Aim of the exercise:
Give the number of lines containing "Binance" in this listing, with no other words.

+++ Dataset entries +++

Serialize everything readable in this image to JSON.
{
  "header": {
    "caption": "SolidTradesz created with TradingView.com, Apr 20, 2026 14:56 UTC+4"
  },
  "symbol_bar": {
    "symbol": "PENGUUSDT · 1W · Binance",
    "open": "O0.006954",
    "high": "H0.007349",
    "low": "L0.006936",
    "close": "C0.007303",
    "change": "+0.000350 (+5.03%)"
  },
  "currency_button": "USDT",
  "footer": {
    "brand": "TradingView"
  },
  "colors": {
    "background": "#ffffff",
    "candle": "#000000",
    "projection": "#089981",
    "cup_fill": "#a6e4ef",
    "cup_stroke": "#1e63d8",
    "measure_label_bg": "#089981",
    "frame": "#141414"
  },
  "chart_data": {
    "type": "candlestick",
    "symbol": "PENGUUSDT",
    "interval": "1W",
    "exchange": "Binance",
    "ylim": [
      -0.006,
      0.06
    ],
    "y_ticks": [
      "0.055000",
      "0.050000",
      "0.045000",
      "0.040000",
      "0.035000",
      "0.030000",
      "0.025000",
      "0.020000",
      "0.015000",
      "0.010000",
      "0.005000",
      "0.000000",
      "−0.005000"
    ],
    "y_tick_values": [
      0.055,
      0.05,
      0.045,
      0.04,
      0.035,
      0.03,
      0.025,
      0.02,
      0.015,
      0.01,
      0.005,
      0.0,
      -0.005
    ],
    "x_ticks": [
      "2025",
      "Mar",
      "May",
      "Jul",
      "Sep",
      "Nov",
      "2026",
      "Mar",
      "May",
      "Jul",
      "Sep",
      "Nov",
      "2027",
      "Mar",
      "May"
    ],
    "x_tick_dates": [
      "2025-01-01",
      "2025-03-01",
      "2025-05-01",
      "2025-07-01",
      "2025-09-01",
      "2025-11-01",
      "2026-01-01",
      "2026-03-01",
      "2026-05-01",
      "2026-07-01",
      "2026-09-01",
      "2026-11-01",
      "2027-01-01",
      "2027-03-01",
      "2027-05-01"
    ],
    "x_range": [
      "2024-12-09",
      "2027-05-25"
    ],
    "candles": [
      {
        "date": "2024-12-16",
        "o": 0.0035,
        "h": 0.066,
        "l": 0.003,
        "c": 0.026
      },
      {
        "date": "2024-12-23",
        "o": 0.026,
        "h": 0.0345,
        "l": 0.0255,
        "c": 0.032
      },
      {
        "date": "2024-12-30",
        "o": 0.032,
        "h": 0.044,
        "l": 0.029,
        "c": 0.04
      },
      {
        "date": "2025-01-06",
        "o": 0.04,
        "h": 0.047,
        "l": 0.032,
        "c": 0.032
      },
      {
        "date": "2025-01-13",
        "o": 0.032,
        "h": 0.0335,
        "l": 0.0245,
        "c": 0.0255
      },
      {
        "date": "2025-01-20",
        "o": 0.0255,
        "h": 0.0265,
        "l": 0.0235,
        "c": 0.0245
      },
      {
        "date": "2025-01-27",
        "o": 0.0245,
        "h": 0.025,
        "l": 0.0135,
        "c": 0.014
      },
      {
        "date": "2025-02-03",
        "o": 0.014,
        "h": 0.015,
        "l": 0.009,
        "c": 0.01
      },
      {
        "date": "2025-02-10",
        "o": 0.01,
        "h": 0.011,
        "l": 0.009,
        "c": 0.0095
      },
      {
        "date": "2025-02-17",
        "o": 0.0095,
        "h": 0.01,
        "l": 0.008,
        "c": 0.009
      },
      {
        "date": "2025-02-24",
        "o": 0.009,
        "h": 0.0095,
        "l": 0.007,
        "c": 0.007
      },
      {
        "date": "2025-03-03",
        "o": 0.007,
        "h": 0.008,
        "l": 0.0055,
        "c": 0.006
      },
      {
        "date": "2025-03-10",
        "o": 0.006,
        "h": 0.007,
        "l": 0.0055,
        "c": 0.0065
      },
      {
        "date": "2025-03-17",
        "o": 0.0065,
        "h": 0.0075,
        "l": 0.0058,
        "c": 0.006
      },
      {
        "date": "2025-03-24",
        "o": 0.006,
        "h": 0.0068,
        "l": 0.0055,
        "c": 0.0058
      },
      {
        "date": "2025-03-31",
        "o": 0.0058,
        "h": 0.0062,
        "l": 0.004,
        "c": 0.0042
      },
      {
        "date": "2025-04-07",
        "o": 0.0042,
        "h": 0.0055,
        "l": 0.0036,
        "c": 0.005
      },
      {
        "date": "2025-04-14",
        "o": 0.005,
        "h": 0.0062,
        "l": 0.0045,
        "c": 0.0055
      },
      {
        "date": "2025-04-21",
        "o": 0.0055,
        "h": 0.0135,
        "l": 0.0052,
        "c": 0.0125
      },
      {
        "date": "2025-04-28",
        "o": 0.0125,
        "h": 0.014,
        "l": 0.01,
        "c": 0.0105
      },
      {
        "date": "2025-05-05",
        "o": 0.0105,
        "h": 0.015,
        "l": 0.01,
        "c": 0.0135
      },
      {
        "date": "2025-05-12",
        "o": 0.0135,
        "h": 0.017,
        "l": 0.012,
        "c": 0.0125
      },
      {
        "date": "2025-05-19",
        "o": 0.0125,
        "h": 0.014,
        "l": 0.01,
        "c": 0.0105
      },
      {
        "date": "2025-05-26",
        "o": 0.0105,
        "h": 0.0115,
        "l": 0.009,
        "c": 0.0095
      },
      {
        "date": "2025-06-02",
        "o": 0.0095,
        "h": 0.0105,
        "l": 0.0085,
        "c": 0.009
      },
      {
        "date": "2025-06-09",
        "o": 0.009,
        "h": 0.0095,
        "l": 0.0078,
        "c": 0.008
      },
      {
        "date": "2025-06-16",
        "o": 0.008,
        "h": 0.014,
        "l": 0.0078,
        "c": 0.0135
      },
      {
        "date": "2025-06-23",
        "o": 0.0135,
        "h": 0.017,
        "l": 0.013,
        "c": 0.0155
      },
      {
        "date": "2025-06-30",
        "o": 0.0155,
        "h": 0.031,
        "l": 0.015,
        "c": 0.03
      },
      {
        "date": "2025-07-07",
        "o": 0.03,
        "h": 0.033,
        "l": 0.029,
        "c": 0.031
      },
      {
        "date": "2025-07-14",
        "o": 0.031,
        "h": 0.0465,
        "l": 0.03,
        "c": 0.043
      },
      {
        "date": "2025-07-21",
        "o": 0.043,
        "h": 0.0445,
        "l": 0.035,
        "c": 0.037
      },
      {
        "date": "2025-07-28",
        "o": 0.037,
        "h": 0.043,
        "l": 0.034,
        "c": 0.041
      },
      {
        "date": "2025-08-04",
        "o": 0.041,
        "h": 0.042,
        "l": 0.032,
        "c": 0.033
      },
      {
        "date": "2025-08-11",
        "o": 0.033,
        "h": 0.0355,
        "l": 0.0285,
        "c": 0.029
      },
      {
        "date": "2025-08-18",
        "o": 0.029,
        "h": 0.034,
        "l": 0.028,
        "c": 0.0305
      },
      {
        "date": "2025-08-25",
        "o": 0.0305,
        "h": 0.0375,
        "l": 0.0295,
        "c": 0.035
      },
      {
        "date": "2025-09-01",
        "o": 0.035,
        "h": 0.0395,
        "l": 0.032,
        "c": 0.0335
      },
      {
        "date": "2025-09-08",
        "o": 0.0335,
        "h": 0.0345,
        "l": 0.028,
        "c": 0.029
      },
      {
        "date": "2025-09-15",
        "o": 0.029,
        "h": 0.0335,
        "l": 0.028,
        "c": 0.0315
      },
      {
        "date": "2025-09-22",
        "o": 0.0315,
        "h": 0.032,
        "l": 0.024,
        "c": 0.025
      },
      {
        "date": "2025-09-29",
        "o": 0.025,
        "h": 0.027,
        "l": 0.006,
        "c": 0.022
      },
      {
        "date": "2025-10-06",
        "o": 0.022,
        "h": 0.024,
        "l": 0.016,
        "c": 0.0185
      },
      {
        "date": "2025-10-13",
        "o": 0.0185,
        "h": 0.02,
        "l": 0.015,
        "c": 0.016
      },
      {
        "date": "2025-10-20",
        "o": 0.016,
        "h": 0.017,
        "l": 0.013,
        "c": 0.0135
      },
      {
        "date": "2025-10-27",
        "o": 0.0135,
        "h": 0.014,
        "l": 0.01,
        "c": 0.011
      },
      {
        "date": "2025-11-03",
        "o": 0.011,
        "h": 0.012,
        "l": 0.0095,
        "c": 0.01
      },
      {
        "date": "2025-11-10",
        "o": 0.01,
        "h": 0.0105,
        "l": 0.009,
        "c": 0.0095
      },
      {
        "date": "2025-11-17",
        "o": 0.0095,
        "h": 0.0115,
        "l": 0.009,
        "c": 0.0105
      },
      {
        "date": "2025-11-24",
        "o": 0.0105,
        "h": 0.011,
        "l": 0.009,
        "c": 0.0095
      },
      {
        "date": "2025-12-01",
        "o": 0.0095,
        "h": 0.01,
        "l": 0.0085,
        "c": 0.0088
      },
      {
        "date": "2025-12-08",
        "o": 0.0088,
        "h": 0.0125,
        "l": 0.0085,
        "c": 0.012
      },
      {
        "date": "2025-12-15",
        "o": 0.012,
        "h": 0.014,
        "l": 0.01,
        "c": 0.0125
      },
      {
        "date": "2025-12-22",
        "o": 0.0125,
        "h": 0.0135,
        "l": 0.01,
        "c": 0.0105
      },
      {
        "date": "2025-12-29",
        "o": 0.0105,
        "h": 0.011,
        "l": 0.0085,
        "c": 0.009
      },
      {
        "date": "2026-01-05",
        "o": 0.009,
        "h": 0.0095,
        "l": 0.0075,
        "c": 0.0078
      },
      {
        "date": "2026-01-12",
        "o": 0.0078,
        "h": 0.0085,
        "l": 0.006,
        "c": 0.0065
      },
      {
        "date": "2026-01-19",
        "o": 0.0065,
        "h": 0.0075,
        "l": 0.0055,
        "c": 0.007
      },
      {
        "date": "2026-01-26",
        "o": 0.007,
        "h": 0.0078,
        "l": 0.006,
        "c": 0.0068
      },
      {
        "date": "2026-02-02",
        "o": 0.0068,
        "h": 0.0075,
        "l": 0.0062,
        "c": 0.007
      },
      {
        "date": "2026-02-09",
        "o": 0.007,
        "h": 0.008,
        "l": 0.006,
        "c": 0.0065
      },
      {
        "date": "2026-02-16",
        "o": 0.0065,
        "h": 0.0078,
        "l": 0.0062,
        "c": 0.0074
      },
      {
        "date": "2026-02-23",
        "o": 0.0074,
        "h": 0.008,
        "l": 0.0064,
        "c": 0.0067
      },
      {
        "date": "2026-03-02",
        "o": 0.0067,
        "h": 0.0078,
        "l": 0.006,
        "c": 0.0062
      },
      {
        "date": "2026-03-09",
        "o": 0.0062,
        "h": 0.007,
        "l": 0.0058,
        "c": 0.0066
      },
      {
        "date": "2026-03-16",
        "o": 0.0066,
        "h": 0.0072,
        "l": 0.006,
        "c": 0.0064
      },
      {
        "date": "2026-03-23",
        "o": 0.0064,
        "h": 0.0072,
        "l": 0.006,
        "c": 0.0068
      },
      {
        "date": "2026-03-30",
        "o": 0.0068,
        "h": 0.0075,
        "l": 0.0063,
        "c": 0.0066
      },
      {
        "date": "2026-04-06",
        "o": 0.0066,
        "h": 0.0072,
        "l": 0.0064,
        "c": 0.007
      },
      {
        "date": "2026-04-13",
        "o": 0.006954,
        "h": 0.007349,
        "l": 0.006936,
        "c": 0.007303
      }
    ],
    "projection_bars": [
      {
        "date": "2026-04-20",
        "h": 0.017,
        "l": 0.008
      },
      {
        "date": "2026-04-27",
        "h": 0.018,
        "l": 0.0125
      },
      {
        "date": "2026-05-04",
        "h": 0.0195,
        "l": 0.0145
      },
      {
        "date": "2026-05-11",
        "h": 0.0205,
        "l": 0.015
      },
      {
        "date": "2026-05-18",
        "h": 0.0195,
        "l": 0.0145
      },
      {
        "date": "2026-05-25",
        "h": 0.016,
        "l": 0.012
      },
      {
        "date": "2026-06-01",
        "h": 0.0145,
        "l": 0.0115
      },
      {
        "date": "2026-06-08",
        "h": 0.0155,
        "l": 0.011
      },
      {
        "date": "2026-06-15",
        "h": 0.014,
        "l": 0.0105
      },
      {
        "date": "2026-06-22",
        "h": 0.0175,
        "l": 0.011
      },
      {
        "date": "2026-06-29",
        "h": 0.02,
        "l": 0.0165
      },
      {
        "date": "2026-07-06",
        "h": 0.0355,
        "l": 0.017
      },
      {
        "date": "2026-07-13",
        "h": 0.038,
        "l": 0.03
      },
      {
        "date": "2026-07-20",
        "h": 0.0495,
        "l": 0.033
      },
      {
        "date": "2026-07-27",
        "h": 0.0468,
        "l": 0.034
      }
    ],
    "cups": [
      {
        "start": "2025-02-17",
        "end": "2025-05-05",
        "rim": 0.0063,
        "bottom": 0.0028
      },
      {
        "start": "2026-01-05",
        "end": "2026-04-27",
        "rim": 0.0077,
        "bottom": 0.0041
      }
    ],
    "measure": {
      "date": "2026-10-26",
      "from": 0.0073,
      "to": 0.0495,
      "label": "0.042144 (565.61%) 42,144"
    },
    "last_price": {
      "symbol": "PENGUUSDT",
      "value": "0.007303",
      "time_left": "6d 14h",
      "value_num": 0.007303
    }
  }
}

+++

Correct output:
2